→ Set exercise
Drop every picture, then transcribe the remaining data exactly.

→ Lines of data
_____

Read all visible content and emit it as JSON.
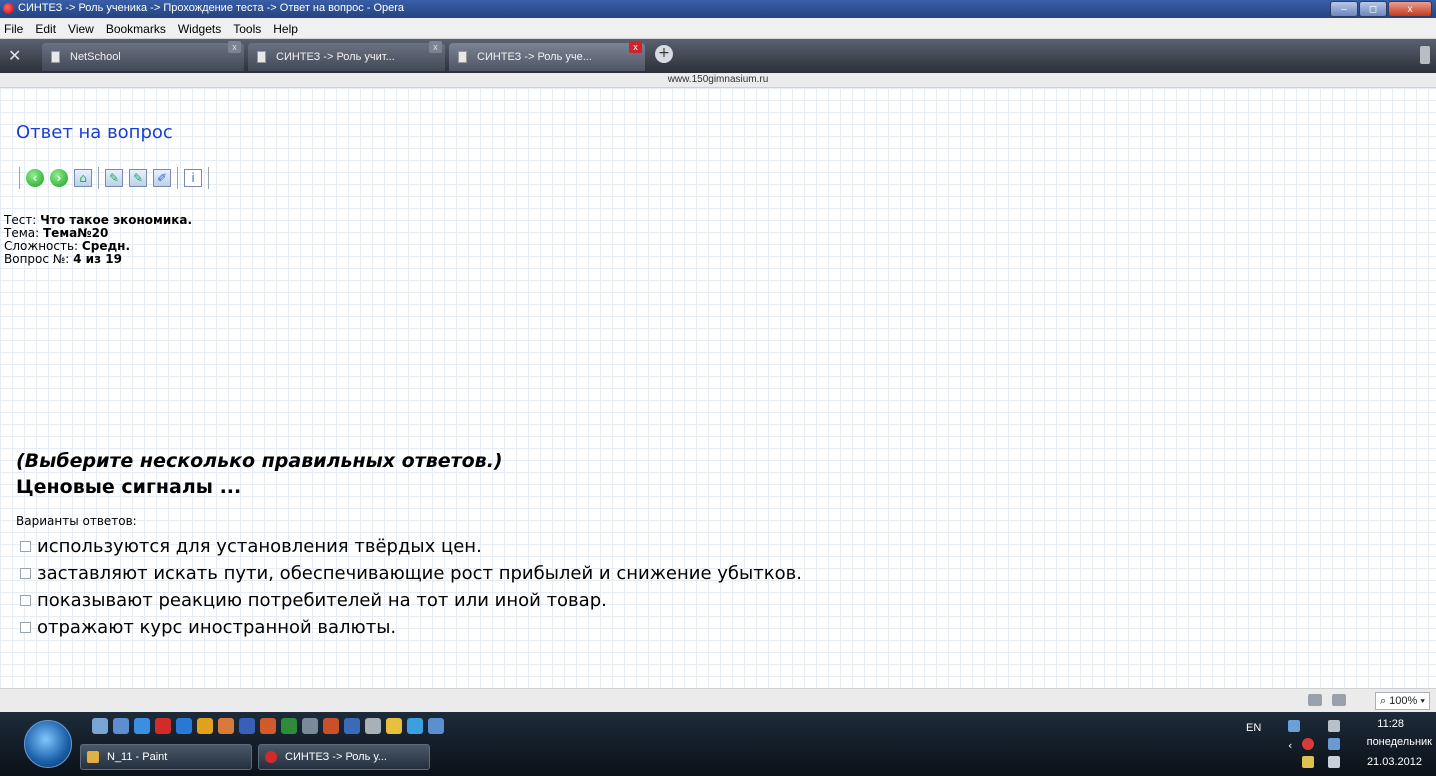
{
  "window": {
    "title": "СИНТЕЗ -> Роль ученика -> Прохождение теста -> Ответ на вопрос - Opera",
    "minimize": "–",
    "maximize": "◻",
    "close": "x"
  },
  "menu": [
    "File",
    "Edit",
    "View",
    "Bookmarks",
    "Widgets",
    "Tools",
    "Help"
  ],
  "tabs": [
    {
      "label": "NetSchool",
      "close": "x"
    },
    {
      "label": "СИНТЕЗ -> Роль учит...",
      "close": "x"
    },
    {
      "label": "СИНТЕЗ -> Роль уче...",
      "close": "x"
    }
  ],
  "new_tab": "+",
  "address": "www.150gimnasium.ru",
  "page": {
    "title": "Ответ на вопрос",
    "toolbar_icons": [
      "back-icon",
      "forward-icon",
      "home-icon",
      "mark-icon",
      "mark-next-icon",
      "pen-icon",
      "info-icon"
    ],
    "test_label": "Тест:",
    "test_value": "Что такое экономика.",
    "topic_label": "Тема:",
    "topic_value": "Тема№20",
    "difficulty_label": "Сложность:",
    "difficulty_value": "Средн.",
    "question_no_label": "Вопрос №:",
    "question_no_value": "4 из 19",
    "hint": "(Выберите несколько правильных ответов.)",
    "question": "Ценовые сигналы ...",
    "variants_label": "Варианты ответов:",
    "options": [
      "используются для установления твёрдых цен.",
      "заставляют искать пути, обеспечивающие рост прибылей и снижение убытков.",
      "показывают реакцию потребителей на тот или иной товар.",
      "отражают курс иностранной валюты."
    ]
  },
  "statusbar": {
    "zoom": "100%"
  },
  "taskbar": {
    "tasks": [
      {
        "label": "N_11 - Paint"
      },
      {
        "label": "СИНТЕЗ -> Роль у..."
      }
    ],
    "lang": "EN",
    "time": "11:28",
    "day": "понедельник",
    "date": "21.03.2012"
  }
}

_____

→ Solution below
Read all visible content and emit it as JSON.
{
  "window": {
    "title": "СИНТЕЗ -> Роль ученика -> Прохождение теста -> Ответ на вопрос - Opera",
    "minimize": "–",
    "maximize": "◻",
    "close": "x"
  },
  "menu": [
    "File",
    "Edit",
    "View",
    "Bookmarks",
    "Widgets",
    "Tools",
    "Help"
  ],
  "tabs": [
    {
      "label": "NetSchool",
      "close": "x"
    },
    {
      "label": "СИНТЕЗ -> Роль учит...",
      "close": "x"
    },
    {
      "label": "СИНТЕЗ -> Роль уче...",
      "close": "x"
    }
  ],
  "new_tab": "+",
  "address": "www.150gimnasium.ru",
  "page": {
    "title": "Ответ на вопрос",
    "toolbar_icons": [
      "back-icon",
      "forward-icon",
      "home-icon",
      "mark-icon",
      "mark-next-icon",
      "pen-icon",
      "info-icon"
    ],
    "test_label": "Тест:",
    "test_value": "Что такое экономика.",
    "topic_label": "Тема:",
    "topic_value": "Тема№20",
    "difficulty_label": "Сложность:",
    "difficulty_value": "Средн.",
    "question_no_label": "Вопрос №:",
    "question_no_value": "4 из 19",
    "hint": "(Выберите несколько правильных ответов.)",
    "question": "Ценовые сигналы ...",
    "variants_label": "Варианты ответов:",
    "options": [
      "используются для установления твёрдых цен.",
      "заставляют искать пути, обеспечивающие рост прибылей и снижение убытков.",
      "показывают реакцию потребителей на тот или иной товар.",
      "отражают курс иностранной валюты."
    ]
  },
  "statusbar": {
    "zoom": "100%"
  },
  "taskbar": {
    "tasks": [
      {
        "label": "N_11 - Paint"
      },
      {
        "label": "СИНТЕЗ -> Роль у..."
      }
    ],
    "lang": "EN",
    "time": "11:28",
    "day": "понедельник",
    "date": "21.03.2012"
  }
}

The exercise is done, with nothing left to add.